### Task to complete
Find how many lines in the data below mention "предоставления". Give the number only.

Raw records
☆ ☆ ☆ ☆ ☆ ☆ ☆

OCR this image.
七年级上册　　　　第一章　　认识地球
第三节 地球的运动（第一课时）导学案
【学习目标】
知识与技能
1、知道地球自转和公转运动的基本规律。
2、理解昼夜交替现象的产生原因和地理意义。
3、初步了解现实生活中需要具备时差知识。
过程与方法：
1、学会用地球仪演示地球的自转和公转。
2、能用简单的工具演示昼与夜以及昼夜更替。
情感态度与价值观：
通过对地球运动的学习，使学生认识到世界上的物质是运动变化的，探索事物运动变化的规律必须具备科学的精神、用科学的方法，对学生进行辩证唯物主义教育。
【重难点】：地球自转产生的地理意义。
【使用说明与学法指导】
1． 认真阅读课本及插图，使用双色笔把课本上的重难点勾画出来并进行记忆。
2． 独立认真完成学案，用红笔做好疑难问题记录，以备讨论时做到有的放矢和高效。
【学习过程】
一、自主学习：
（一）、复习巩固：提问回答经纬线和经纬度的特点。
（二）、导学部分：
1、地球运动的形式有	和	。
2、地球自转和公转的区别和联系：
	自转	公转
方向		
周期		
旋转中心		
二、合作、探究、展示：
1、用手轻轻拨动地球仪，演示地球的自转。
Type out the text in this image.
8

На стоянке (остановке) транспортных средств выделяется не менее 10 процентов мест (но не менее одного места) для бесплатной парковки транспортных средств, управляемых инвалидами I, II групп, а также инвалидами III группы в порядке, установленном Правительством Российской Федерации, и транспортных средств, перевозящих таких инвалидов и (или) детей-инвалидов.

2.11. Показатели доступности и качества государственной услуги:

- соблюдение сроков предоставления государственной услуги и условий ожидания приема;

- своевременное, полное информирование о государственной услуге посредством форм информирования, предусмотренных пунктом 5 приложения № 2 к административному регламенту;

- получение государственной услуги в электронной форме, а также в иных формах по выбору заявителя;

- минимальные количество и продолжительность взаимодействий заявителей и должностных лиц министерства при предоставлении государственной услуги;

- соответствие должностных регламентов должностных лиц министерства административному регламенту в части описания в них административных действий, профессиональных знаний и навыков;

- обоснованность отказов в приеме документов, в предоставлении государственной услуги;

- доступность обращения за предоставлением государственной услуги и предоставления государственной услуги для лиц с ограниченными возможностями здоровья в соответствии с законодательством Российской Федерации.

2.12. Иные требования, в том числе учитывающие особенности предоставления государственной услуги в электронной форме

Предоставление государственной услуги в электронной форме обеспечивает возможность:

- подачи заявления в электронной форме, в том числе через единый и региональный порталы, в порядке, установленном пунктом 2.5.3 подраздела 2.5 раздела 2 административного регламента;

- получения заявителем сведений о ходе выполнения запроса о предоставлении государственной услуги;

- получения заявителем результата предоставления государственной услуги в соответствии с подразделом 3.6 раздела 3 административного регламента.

☆ ☆ ☆ ☆ ☆ ☆ ☆

### Solution to this exercise
4